Dataset items
+-------+

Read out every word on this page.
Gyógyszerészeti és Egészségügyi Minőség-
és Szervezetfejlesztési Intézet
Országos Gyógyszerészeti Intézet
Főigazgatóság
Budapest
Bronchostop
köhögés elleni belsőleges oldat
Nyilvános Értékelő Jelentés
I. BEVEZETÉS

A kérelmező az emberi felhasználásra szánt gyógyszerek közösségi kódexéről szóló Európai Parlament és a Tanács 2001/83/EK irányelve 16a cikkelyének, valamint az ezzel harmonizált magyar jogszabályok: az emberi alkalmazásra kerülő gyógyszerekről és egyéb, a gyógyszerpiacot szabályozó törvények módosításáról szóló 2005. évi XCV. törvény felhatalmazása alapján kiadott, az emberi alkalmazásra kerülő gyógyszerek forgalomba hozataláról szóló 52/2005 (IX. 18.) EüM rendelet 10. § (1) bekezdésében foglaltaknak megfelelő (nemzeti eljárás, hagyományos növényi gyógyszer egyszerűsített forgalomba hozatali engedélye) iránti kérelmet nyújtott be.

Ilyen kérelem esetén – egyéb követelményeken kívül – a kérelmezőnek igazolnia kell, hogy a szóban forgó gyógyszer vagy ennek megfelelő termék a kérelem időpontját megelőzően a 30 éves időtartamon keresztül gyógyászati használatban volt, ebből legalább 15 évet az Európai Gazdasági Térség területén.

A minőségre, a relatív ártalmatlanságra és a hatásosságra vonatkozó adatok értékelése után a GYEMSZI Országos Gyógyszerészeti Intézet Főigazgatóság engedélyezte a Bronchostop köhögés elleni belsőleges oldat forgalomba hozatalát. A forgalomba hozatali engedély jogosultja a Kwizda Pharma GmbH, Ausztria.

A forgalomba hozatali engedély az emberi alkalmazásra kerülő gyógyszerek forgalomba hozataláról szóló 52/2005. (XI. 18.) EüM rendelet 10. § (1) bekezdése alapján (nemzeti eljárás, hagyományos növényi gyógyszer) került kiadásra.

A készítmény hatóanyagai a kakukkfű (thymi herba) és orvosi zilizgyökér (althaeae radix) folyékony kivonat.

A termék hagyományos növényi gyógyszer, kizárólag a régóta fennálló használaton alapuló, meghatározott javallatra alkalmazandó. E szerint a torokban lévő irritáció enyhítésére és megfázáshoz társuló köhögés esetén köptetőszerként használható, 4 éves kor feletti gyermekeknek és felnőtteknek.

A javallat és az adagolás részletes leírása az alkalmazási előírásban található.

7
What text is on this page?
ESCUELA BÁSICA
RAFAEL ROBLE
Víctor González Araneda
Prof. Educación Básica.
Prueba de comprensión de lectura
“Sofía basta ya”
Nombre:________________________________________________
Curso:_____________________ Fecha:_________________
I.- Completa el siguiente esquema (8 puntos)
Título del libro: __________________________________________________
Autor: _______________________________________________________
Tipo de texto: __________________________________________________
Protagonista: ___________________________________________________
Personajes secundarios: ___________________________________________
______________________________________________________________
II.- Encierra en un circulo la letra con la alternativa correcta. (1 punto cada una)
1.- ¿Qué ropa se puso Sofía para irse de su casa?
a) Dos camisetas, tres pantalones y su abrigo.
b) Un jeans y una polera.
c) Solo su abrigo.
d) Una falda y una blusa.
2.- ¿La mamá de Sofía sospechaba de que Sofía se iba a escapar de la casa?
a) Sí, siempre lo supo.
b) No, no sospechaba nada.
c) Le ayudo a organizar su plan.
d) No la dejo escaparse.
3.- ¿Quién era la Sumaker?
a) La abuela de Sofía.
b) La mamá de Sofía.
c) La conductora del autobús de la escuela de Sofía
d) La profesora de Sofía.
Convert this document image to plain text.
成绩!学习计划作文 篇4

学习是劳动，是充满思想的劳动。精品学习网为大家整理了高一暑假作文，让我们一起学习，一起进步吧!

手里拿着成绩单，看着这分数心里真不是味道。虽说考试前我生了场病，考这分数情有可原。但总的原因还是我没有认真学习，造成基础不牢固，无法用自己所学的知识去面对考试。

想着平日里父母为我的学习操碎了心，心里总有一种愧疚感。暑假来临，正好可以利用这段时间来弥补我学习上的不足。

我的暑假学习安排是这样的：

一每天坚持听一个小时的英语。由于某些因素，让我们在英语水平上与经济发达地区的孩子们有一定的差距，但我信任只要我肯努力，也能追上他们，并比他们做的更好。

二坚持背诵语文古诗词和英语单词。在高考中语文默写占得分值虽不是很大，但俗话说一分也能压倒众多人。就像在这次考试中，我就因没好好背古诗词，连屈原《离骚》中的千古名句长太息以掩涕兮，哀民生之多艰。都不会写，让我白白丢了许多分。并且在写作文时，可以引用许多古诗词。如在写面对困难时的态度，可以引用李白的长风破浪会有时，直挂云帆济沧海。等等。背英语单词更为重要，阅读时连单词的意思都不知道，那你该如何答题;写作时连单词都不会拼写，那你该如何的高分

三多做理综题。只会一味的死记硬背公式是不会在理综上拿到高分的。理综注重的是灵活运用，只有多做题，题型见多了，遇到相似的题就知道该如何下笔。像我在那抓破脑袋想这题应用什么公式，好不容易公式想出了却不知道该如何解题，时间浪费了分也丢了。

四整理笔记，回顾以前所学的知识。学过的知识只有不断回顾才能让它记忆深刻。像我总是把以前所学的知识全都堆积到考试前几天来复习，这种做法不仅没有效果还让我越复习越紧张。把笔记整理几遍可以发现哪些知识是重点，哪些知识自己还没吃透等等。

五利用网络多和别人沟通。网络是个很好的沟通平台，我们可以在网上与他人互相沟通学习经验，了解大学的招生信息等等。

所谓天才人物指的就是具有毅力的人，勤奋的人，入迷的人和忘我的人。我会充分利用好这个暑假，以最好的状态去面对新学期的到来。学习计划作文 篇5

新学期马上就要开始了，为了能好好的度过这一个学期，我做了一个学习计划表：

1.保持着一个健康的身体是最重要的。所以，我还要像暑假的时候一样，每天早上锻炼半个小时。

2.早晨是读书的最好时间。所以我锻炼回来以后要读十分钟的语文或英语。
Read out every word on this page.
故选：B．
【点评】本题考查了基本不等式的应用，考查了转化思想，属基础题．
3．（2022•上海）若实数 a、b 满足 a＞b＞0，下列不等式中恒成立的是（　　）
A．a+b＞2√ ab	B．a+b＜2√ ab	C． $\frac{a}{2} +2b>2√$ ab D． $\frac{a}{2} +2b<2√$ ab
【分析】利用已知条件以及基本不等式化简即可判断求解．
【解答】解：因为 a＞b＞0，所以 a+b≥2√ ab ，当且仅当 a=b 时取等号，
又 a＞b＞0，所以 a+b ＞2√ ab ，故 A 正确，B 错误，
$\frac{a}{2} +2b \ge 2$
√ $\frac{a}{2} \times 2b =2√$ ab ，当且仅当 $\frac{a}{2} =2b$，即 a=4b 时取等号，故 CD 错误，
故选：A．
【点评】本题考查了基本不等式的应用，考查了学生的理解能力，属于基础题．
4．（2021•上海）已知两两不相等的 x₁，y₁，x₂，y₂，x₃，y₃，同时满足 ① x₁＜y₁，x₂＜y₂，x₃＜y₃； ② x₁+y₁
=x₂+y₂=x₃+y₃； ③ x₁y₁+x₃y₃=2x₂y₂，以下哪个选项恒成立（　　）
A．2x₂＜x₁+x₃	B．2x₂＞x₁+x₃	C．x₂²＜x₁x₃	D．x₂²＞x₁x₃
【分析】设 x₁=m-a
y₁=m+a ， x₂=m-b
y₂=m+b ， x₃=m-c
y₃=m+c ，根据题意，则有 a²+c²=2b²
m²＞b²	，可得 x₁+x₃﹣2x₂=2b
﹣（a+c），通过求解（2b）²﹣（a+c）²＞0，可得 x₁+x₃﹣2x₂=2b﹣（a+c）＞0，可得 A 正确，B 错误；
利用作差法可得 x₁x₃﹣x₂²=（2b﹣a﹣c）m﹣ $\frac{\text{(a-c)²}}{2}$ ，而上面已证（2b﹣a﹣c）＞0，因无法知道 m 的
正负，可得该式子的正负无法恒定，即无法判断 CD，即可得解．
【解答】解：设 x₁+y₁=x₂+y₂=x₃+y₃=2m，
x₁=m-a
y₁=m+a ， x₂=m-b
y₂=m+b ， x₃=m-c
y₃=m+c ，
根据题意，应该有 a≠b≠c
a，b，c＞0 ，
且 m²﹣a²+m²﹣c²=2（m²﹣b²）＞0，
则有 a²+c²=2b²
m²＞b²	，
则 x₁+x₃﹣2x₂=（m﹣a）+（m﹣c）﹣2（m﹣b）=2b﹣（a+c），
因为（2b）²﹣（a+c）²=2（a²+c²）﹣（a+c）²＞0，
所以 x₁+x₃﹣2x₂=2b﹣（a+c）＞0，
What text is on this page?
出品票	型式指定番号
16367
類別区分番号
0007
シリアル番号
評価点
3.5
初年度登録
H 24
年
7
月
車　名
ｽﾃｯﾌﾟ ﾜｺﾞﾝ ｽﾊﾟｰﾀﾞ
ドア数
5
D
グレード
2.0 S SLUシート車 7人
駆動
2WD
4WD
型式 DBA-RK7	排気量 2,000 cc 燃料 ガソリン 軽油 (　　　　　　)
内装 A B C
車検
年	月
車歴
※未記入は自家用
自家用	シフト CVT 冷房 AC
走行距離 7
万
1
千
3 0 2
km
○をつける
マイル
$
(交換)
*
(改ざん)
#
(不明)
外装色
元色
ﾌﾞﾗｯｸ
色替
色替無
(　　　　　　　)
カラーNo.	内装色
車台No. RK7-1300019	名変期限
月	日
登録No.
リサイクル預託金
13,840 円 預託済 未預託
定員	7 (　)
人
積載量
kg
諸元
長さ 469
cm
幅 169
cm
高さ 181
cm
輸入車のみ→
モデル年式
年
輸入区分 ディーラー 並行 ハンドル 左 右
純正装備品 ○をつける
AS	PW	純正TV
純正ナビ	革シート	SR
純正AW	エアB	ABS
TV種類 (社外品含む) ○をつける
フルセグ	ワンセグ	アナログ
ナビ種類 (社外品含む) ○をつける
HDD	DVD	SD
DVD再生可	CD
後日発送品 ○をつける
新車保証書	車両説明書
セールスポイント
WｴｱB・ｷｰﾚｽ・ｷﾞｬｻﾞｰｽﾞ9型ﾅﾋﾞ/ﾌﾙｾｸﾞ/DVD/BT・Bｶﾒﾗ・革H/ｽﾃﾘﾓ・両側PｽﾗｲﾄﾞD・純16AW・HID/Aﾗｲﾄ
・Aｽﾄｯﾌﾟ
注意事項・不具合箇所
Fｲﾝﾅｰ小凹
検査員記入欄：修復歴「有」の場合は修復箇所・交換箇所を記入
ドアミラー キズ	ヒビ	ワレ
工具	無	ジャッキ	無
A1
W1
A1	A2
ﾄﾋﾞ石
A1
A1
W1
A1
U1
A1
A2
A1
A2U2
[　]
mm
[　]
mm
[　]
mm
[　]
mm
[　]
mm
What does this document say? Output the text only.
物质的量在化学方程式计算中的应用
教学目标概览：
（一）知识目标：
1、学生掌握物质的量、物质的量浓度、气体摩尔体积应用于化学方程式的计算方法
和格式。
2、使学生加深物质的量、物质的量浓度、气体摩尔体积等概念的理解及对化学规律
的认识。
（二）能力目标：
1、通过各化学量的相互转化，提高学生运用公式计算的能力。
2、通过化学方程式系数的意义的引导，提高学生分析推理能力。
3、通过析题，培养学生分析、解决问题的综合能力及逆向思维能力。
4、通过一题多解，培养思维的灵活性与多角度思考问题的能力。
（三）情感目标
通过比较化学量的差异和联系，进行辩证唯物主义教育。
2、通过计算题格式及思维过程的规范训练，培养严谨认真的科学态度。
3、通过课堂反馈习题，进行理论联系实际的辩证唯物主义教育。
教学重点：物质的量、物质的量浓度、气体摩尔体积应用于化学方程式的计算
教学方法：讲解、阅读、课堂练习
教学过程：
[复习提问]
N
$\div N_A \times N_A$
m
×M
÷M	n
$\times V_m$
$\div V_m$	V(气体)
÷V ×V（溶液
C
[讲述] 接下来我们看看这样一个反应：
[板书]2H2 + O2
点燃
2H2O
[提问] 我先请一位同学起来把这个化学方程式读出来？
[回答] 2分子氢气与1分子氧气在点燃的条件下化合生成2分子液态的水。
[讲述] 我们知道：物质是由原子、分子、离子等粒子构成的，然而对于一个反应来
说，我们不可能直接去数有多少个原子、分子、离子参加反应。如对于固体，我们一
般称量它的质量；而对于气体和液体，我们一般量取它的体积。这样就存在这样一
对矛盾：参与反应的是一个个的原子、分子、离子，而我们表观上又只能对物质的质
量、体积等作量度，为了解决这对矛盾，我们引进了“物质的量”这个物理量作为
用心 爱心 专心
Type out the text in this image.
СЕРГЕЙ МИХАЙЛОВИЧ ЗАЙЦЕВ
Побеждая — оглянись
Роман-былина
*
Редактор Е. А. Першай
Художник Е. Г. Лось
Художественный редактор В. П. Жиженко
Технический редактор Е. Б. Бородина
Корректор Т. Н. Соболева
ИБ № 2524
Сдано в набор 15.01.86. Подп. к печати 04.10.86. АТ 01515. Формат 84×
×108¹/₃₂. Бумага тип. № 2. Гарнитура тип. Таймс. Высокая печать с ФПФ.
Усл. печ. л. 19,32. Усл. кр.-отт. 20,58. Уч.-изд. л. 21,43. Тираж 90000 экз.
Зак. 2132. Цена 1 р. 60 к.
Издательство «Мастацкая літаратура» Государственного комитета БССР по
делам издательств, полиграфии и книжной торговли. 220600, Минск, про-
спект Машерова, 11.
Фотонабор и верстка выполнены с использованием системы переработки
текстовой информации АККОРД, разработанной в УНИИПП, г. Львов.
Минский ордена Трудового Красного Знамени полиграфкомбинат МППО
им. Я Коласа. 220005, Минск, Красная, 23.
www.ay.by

+-------+

DIRECTIVE
Lines holding the word "casa" in the entries above are the ones to pull out. Copy them all.

EXERCISE RESPONSE
1.- ¿Qué ropa se puso Sofía para irse de su casa?
2.- ¿La mamá de Sofía sospechaba de que Sofía se iba a escapar de la casa?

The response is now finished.